▶ _AIM_: In the entries that follow, identify the line containing "Transcribe the text in this document." and return it together with all later lines, exactly as they appear.

Data listing
■ ■ ■ ■ ■
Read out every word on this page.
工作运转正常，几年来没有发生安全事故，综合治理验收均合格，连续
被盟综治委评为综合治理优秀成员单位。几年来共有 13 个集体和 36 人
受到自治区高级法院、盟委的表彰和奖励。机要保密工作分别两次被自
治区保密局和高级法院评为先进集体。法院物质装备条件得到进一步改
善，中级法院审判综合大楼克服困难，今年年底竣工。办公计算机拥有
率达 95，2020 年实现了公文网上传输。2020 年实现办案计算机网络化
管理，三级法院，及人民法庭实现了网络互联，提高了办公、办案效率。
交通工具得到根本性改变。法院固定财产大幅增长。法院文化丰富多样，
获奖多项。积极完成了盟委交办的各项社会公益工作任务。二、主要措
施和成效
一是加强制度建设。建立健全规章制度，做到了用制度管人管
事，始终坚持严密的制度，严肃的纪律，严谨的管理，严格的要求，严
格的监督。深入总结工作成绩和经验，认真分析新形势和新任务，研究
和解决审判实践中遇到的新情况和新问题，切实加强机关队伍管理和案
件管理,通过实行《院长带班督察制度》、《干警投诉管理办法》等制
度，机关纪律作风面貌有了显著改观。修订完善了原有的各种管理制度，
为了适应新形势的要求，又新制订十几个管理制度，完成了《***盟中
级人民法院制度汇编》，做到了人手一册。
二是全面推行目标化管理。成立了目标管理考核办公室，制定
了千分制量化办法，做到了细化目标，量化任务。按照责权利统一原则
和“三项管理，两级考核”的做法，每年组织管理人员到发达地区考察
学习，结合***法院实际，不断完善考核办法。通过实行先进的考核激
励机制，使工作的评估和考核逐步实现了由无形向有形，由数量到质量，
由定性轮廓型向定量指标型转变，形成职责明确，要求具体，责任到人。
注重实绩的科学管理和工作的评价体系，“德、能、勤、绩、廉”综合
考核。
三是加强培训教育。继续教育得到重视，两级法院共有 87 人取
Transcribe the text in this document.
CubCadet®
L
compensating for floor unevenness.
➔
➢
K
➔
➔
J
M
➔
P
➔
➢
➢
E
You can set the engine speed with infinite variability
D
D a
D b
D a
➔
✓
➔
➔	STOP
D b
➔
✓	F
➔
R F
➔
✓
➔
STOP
■ ■ ■ ■ ■
▶ _CORRECT OUTPUT_:
Transcribe the text in this document.
CubCadet®
L
compensating for floor unevenness.
➔
➢
K
➔
➔
J
M
➔
P
➔
➢
➢
E
You can set the engine speed with infinite variability
D
D a
D b
D a
➔
✓
➔
➔	STOP
D b
➔
✓	F
➔
R F
➔
✓
➔
STOP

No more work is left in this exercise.